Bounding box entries
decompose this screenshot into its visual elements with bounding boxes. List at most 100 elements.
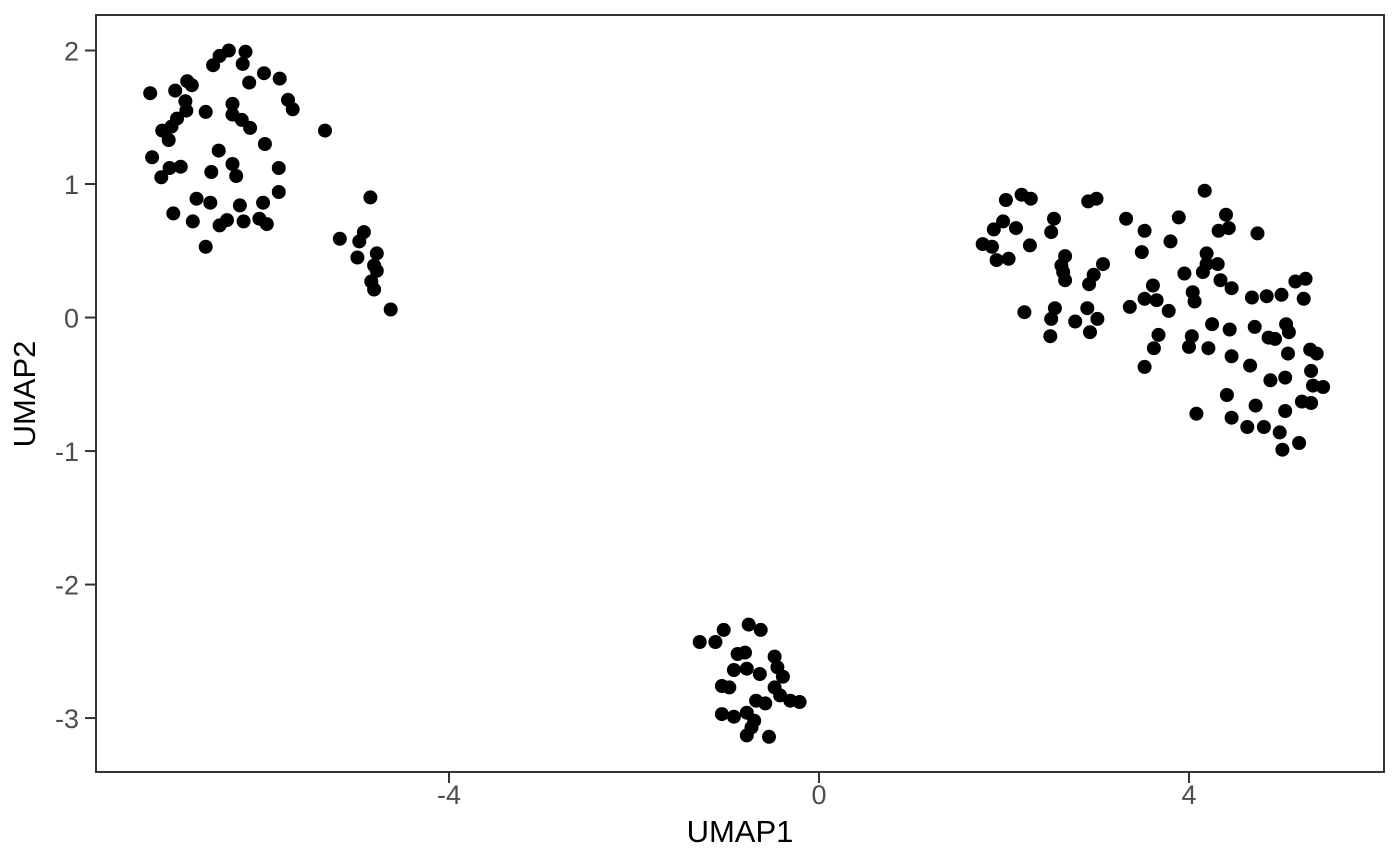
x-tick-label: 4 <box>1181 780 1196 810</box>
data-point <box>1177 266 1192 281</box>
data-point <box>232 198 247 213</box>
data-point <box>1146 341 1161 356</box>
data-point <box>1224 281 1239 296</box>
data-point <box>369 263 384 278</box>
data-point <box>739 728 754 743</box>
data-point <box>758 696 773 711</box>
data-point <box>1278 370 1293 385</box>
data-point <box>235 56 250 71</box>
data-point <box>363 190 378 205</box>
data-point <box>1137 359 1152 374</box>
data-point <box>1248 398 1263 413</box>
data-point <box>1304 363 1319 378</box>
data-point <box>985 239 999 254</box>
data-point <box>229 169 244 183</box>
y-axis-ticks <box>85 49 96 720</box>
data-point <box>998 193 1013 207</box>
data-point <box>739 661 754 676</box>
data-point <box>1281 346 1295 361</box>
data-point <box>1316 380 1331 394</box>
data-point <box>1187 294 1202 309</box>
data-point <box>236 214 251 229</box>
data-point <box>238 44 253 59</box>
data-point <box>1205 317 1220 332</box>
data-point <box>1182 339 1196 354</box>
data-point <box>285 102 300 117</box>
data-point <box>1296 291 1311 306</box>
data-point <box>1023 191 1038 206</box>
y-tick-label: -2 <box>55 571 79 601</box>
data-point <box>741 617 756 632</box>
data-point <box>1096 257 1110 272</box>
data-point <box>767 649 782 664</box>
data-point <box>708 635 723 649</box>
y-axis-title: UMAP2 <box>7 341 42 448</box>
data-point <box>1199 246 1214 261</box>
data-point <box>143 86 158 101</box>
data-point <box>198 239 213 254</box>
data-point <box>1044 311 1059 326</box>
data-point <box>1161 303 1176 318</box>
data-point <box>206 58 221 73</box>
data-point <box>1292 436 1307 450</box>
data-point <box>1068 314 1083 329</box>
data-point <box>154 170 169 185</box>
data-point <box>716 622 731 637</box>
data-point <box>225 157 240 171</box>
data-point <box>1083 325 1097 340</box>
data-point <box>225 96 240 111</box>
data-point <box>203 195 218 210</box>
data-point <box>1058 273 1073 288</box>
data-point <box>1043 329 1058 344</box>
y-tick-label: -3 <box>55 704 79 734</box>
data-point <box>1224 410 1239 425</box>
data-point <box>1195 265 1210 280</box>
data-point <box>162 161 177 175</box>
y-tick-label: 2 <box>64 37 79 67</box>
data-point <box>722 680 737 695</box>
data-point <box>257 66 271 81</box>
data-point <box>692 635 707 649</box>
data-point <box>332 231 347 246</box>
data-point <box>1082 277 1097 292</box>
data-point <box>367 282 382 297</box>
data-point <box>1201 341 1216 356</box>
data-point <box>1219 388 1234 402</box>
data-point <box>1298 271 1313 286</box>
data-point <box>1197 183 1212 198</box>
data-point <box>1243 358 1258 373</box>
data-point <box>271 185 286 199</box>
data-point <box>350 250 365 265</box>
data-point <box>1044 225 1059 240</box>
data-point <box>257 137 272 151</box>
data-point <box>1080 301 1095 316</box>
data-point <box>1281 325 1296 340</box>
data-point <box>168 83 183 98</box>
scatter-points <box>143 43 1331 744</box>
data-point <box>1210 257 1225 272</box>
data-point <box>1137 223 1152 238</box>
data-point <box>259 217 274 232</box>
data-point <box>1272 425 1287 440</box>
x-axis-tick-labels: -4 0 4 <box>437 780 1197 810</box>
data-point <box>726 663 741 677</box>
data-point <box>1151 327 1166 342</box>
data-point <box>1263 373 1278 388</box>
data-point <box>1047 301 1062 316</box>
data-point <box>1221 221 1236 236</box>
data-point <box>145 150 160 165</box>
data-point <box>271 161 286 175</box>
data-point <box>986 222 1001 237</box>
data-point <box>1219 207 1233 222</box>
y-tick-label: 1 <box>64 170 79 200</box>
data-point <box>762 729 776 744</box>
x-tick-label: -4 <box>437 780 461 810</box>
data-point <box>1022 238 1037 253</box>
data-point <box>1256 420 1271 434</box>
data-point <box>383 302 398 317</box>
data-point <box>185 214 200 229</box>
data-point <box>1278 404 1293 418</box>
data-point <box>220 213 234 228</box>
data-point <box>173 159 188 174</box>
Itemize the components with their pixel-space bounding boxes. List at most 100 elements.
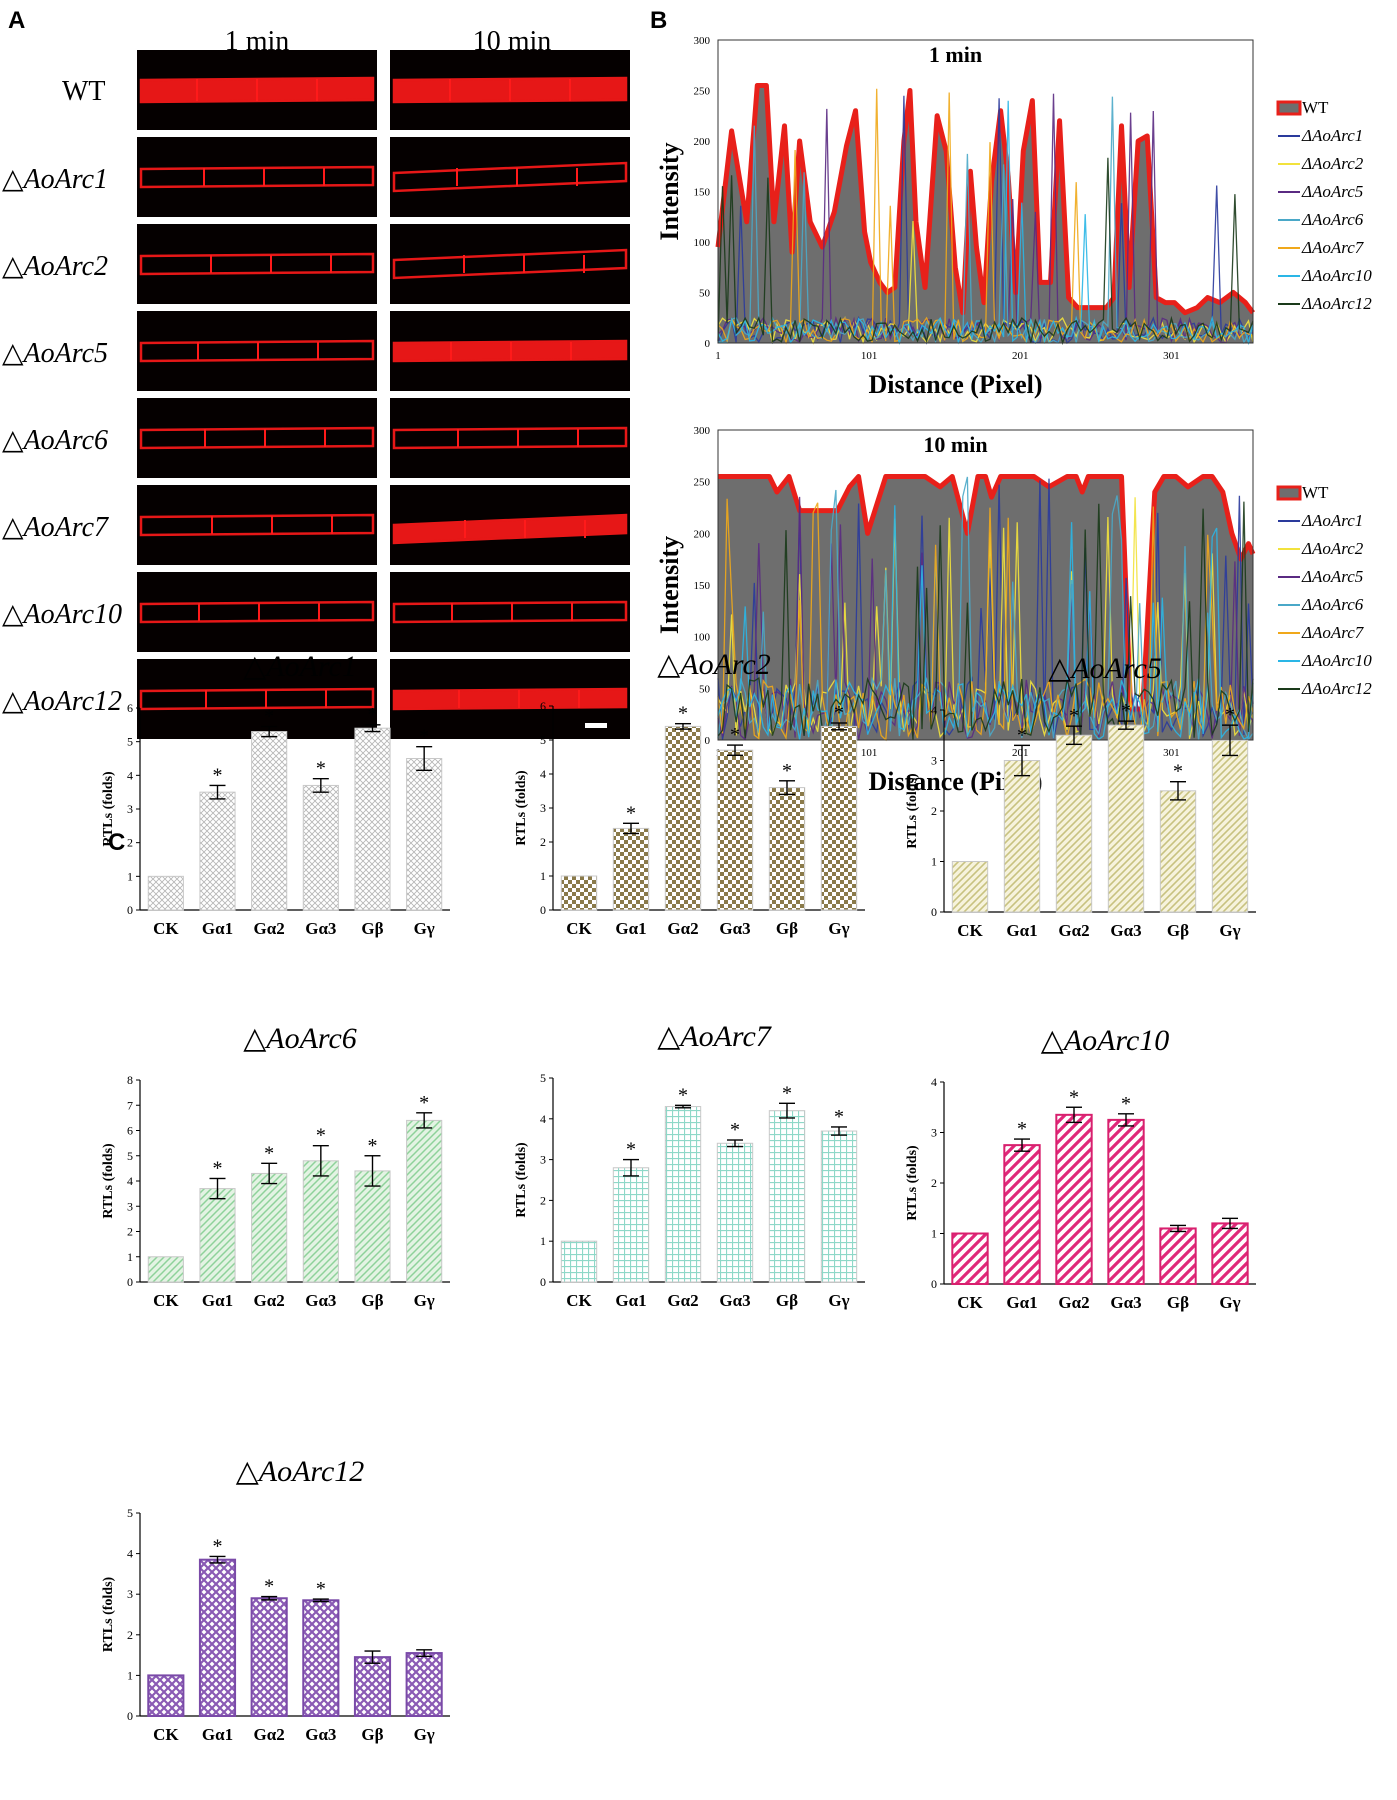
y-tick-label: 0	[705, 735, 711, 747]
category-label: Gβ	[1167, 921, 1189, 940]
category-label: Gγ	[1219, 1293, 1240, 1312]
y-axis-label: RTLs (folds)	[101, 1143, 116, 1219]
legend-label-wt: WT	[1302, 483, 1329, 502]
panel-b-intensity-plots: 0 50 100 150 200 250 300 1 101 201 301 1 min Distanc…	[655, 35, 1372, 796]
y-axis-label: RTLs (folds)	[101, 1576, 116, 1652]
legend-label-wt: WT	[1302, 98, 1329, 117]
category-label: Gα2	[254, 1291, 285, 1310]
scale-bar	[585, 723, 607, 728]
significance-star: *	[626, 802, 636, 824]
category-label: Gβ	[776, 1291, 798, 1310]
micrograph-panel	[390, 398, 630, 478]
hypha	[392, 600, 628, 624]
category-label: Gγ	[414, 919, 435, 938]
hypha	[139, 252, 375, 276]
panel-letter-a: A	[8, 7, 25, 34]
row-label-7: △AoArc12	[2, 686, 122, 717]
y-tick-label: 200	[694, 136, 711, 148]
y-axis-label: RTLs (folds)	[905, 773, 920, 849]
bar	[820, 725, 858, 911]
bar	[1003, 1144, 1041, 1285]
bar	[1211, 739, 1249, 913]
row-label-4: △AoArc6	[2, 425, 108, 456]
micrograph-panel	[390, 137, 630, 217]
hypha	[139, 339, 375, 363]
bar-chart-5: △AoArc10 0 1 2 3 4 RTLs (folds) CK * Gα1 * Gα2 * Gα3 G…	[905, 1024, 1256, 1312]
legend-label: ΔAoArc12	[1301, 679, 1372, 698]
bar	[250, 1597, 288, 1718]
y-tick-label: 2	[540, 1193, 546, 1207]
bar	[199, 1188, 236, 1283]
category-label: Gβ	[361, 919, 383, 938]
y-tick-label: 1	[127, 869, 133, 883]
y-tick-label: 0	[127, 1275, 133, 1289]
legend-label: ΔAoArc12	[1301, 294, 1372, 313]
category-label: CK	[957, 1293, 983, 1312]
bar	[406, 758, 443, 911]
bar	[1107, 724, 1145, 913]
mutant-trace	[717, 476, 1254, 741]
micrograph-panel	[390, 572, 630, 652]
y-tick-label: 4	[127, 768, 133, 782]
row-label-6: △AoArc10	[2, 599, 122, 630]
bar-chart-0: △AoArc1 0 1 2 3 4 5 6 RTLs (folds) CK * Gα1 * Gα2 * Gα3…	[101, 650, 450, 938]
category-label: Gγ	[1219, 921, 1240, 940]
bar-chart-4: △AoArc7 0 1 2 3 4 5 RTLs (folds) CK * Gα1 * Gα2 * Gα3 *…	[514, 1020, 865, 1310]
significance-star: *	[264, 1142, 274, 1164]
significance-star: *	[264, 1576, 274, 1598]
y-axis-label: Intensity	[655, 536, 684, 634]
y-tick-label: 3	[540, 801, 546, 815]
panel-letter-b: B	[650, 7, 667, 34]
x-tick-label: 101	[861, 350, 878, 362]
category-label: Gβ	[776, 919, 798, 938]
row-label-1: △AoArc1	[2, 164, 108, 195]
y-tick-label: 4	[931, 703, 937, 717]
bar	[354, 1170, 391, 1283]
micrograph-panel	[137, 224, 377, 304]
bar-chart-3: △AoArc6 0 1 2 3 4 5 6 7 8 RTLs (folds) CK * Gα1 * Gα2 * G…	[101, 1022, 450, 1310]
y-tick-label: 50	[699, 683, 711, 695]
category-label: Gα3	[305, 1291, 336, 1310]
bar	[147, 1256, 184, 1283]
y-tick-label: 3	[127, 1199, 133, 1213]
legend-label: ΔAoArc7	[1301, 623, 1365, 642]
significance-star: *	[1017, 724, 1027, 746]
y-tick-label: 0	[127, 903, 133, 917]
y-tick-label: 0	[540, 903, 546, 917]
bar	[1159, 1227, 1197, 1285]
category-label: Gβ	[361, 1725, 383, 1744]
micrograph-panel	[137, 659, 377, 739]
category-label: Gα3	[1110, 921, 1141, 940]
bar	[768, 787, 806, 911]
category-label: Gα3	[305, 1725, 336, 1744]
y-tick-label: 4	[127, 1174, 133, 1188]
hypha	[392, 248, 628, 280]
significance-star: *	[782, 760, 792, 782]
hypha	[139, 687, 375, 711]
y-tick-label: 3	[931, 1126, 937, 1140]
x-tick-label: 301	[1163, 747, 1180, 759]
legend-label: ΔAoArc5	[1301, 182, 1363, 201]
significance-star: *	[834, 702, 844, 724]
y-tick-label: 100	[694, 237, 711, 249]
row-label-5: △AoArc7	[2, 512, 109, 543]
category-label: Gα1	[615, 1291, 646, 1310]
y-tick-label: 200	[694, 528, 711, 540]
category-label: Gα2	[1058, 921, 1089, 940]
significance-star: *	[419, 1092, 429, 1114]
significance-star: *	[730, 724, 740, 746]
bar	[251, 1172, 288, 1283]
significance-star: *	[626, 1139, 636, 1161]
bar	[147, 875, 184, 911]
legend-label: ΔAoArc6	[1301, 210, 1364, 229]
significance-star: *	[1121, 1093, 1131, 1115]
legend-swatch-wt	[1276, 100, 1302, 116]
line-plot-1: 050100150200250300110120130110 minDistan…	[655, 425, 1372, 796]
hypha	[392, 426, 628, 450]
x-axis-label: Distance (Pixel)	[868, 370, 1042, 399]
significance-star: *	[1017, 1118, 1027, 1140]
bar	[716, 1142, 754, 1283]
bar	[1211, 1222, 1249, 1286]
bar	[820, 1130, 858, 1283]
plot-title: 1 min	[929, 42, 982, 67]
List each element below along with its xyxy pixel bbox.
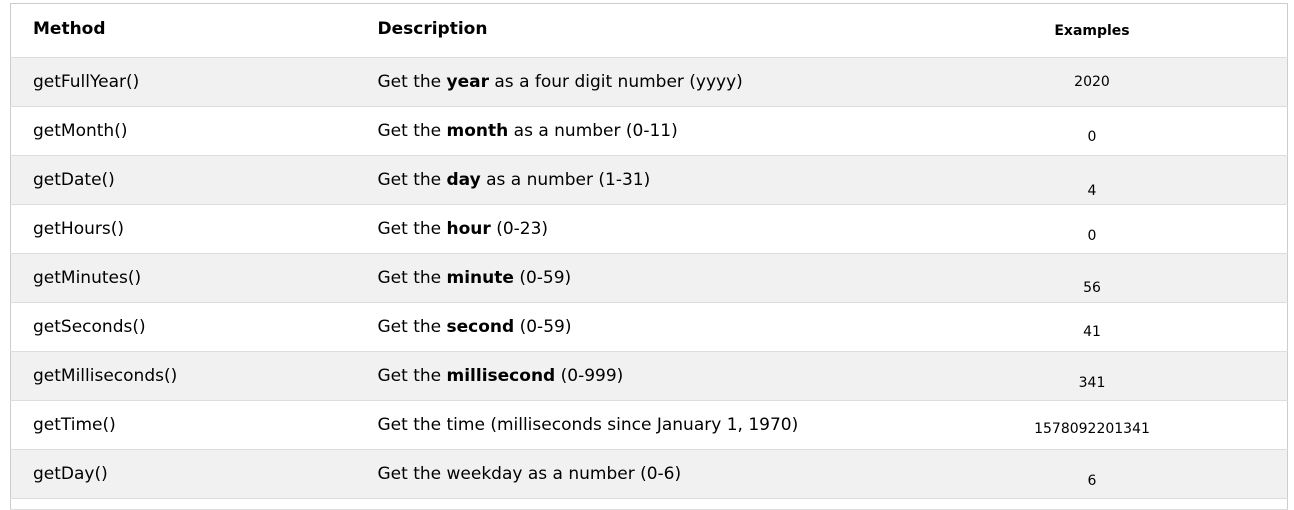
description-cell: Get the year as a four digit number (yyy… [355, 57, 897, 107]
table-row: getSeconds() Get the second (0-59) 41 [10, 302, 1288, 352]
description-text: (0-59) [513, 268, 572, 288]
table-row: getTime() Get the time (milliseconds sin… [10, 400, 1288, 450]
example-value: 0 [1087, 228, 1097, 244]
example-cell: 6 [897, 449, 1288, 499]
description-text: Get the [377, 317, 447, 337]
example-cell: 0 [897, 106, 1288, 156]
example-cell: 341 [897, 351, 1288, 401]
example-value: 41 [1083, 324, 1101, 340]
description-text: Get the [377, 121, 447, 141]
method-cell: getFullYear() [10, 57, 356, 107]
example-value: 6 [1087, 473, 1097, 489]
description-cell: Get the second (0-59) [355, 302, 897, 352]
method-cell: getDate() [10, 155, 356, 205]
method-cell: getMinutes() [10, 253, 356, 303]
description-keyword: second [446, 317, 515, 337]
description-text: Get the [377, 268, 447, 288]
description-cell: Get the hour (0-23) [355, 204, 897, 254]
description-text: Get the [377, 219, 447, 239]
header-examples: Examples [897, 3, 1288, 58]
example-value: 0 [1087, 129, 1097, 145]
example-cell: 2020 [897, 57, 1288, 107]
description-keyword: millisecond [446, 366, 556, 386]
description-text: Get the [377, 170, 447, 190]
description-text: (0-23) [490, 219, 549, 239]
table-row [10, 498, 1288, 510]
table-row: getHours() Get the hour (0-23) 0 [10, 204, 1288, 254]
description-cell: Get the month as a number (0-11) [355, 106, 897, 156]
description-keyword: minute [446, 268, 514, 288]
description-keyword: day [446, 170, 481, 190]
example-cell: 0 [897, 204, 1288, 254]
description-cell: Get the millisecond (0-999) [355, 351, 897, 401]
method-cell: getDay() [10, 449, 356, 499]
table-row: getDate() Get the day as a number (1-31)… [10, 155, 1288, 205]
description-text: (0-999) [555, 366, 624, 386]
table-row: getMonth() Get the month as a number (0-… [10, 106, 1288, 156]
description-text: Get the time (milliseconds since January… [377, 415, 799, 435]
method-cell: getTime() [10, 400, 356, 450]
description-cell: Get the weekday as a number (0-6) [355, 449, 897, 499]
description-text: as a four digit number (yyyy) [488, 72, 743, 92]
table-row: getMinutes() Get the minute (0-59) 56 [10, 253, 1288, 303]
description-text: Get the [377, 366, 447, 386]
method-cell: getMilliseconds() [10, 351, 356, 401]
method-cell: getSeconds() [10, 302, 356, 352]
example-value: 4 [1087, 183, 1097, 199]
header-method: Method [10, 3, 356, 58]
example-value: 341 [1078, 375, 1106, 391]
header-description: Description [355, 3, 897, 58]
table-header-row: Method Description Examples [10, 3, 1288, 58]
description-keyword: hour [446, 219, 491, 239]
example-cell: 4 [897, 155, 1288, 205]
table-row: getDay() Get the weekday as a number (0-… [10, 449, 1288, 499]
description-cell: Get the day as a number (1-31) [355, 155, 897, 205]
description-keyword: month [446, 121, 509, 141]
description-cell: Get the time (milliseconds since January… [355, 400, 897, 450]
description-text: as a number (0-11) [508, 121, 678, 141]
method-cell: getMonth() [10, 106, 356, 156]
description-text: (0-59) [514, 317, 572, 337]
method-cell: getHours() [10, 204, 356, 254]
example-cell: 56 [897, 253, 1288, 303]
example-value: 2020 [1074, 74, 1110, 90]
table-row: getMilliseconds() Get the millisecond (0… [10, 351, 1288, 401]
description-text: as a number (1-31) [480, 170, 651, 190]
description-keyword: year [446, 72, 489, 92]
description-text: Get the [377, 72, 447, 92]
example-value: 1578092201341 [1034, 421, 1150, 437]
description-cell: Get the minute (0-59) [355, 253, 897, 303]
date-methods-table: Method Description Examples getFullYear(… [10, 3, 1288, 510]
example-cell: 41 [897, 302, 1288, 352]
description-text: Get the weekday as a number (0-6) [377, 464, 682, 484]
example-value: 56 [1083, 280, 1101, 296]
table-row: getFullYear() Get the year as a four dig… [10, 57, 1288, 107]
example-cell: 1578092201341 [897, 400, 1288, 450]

▶ [WORK REQUIRED]: Please set down, unchanged, the lines of the listing from the one containing "735, 711, 747]" through the one containing "483, 1329, 502]", including both.

▶ [FULL ANSWER]:
y-tick-label: 0	[705, 735, 711, 747]
category-label: Gβ	[1167, 921, 1189, 940]
category-label: Gγ	[1219, 1293, 1240, 1312]
y-axis-label: RTLs (folds)	[101, 1143, 116, 1219]
legend-label-wt: WT	[1302, 483, 1329, 502]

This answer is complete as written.